## REQUIRED WORK
Scan the listing below and copy every line holding "Meta".

## Saved data entries
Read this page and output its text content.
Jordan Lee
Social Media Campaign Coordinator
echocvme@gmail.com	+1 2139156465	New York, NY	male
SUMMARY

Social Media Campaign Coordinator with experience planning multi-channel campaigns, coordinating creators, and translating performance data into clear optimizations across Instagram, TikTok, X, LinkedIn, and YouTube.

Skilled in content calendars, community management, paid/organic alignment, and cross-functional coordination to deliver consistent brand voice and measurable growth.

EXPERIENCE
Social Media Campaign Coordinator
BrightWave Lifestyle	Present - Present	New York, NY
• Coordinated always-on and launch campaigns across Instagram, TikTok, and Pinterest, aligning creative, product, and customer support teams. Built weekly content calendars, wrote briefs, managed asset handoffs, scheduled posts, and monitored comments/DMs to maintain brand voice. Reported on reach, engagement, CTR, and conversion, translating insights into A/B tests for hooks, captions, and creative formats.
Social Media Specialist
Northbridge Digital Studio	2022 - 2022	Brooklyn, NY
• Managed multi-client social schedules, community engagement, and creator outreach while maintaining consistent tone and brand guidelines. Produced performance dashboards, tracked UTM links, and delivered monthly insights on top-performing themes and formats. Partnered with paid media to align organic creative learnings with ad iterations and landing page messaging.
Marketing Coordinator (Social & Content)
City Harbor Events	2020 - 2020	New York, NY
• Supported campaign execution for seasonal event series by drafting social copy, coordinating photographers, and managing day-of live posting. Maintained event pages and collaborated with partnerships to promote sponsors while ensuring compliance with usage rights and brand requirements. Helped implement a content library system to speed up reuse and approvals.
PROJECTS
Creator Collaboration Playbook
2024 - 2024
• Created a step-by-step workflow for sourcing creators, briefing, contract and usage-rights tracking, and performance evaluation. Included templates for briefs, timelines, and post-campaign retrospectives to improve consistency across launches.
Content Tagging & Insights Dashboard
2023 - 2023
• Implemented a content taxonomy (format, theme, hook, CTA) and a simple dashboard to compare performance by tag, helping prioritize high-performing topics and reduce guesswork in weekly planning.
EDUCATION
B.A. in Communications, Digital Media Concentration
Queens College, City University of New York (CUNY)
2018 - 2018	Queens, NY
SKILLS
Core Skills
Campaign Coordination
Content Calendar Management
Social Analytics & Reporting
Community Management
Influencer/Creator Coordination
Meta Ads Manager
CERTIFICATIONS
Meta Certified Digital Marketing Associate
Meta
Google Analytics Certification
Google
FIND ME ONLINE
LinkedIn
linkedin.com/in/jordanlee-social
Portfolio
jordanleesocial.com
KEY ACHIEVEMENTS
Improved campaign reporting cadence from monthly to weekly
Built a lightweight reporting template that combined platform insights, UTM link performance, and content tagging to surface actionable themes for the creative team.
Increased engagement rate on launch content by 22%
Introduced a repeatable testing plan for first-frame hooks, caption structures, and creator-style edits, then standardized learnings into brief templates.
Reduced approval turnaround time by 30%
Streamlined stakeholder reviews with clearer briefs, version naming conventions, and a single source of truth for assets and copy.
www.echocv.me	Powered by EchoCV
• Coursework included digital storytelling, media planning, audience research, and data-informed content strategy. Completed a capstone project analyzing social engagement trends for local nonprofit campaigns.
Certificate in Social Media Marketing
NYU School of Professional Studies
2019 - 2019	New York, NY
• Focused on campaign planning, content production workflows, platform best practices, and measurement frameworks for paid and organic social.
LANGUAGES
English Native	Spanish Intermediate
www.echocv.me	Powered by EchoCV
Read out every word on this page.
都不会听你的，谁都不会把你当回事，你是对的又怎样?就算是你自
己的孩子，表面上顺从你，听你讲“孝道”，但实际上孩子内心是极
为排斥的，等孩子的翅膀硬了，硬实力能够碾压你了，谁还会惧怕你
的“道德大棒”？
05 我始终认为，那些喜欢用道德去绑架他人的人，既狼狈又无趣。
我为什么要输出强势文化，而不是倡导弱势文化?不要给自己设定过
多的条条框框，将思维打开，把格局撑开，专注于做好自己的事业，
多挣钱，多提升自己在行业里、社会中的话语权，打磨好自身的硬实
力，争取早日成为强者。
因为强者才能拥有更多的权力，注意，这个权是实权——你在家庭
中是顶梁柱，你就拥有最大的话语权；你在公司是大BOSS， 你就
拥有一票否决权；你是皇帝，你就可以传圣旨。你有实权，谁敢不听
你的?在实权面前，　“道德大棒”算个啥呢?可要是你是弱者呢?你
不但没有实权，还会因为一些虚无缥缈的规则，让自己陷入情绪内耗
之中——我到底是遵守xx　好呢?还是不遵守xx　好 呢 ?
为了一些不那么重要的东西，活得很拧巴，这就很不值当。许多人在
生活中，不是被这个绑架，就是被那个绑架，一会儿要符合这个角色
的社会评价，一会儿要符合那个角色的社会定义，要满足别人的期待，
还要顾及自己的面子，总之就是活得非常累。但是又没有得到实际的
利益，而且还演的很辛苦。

## RESULT OF THIS TASK
Meta Ads Manager
Meta Certified Digital Marketing Associate
Meta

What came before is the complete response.